[Data supplied]:
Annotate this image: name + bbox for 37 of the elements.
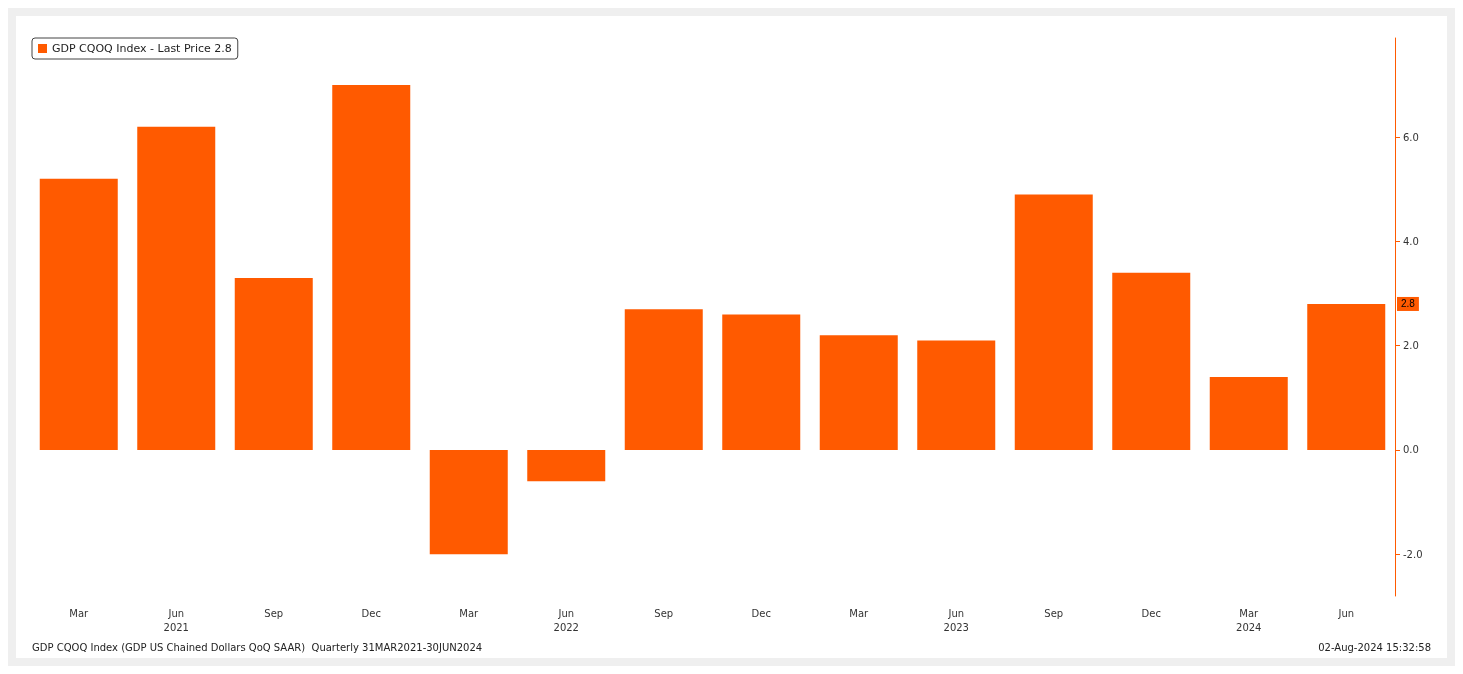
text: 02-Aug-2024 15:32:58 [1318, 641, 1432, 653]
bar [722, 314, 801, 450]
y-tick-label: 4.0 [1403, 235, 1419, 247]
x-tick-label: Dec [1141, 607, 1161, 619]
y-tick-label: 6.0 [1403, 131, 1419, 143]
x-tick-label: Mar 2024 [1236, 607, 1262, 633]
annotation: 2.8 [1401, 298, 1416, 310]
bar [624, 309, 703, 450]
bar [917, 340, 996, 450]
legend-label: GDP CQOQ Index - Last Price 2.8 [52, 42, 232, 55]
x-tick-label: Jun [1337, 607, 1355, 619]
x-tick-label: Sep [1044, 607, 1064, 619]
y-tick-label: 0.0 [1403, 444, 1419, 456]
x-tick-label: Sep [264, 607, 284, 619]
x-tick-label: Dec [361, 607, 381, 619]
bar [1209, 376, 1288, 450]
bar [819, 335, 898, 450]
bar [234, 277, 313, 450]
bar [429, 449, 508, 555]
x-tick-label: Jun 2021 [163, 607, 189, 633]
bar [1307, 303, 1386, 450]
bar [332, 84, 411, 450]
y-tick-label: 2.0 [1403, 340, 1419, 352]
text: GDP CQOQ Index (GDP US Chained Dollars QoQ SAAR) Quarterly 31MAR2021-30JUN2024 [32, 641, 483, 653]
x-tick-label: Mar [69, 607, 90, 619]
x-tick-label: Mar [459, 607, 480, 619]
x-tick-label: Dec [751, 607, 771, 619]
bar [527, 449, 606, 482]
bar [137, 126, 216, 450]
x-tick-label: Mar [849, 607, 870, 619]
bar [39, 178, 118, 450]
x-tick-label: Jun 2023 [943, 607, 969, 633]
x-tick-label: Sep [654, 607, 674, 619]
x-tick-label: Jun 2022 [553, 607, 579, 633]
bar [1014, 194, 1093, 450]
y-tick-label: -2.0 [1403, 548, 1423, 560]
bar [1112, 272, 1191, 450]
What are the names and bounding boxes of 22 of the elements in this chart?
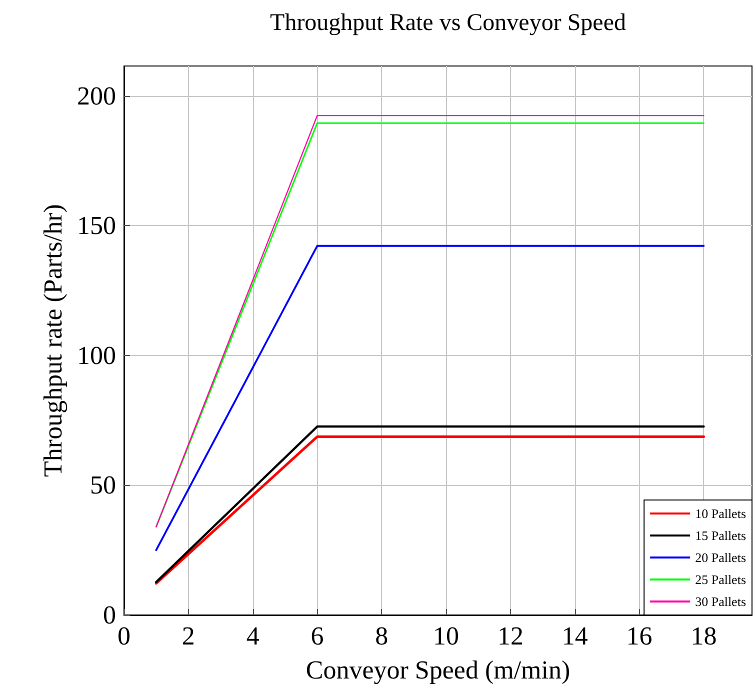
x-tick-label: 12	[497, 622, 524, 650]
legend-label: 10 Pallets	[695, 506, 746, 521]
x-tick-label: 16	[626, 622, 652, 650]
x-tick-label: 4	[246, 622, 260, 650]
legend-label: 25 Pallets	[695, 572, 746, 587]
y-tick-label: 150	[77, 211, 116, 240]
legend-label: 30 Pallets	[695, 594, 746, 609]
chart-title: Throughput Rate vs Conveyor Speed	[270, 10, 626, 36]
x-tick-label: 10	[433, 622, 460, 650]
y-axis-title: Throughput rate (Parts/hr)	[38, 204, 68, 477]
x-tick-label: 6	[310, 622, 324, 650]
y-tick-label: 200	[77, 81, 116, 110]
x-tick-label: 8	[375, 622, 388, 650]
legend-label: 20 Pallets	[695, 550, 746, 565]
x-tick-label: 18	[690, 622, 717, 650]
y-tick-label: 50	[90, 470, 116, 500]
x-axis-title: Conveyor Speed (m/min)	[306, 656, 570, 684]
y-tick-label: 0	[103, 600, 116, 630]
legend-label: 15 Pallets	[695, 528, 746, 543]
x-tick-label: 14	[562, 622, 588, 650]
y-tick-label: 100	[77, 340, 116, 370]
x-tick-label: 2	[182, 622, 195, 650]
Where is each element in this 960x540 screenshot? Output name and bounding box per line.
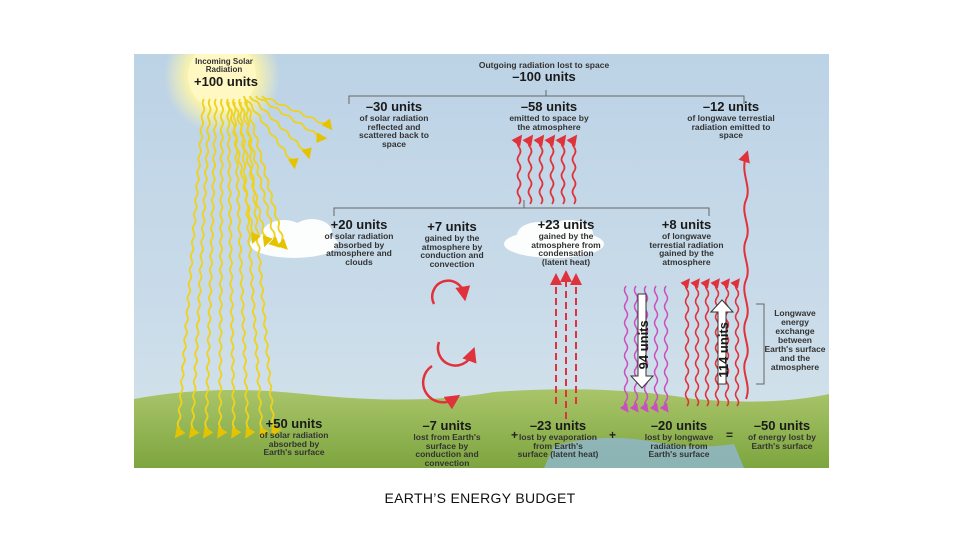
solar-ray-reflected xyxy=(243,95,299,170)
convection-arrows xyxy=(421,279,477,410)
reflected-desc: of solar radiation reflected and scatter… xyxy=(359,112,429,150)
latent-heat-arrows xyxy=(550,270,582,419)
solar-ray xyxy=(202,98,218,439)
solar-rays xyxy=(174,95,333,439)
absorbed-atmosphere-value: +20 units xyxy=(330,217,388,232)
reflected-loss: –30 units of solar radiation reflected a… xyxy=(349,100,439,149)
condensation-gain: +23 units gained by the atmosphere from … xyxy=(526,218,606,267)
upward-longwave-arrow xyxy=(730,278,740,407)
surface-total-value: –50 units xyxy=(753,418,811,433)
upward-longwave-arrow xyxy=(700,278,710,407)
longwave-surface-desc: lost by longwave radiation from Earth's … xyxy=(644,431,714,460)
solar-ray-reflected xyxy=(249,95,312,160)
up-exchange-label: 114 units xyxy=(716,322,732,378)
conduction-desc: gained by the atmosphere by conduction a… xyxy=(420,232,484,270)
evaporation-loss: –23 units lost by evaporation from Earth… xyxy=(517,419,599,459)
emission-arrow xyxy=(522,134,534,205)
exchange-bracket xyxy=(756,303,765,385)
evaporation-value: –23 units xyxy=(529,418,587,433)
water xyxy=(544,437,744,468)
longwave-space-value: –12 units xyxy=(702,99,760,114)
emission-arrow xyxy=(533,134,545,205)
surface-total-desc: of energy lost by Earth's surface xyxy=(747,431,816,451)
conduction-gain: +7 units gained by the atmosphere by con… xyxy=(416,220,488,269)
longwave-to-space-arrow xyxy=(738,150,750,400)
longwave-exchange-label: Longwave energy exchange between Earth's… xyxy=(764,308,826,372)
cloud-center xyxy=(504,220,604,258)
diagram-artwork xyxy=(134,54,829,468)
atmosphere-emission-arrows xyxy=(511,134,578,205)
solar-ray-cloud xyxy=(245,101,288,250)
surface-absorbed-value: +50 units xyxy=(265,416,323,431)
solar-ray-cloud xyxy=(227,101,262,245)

[Problem statement]: Reproduce the material word for word, from its first line through the line containing "What are the", with both ends included. Leave the pictures out.

[Result of this exercise]:
Annotate this image: name + bbox for 37 of the elements.
text: 02-Aug-2024 15:32:58 [1318, 641, 1432, 653]
bar [722, 314, 801, 450]
y-tick-label: 4.0 [1403, 235, 1419, 247]
x-tick-label: Dec [1141, 607, 1161, 619]
y-tick-label: 6.0 [1403, 131, 1419, 143]
x-tick-label: Mar 2024 [1236, 607, 1262, 633]
annotation: 2.8 [1401, 298, 1416, 310]
bar [624, 309, 703, 450]
bar [917, 340, 996, 450]
legend-label: GDP CQOQ Index - Last Price 2.8 [52, 42, 232, 55]
x-tick-label: Jun [1337, 607, 1355, 619]
x-tick-label: Sep [1044, 607, 1064, 619]
y-tick-label: 0.0 [1403, 444, 1419, 456]
x-tick-label: Sep [264, 607, 284, 619]
x-tick-label: Dec [361, 607, 381, 619]
bar [1209, 376, 1288, 450]
bar [819, 335, 898, 450]
bar [234, 277, 313, 450]
bar [429, 449, 508, 555]
x-tick-label: Jun 2021 [163, 607, 189, 633]
bar [1307, 303, 1386, 450]
bar [332, 84, 411, 450]
y-tick-label: 2.0 [1403, 340, 1419, 352]
text: GDP CQOQ Index (GDP US Chained Dollars QoQ SAAR) Quarterly 31MAR2021-30JUN2024 [32, 641, 483, 653]
x-tick-label: Mar [69, 607, 90, 619]
x-tick-label: Mar [459, 607, 480, 619]
x-tick-label: Dec [751, 607, 771, 619]
bar [527, 449, 606, 482]
bar [137, 126, 216, 450]
x-tick-label: Mar [849, 607, 870, 619]
bar [39, 178, 118, 450]
x-tick-label: Jun 2023 [943, 607, 969, 633]
x-tick-label: Sep [654, 607, 674, 619]
x-tick-label: Jun 2022 [553, 607, 579, 633]
bar [1014, 194, 1093, 450]
y-tick-label: -2.0 [1403, 548, 1423, 560]
bar [1112, 272, 1191, 450]
What are the names and bounding boxes of 22 of the elements in this chart?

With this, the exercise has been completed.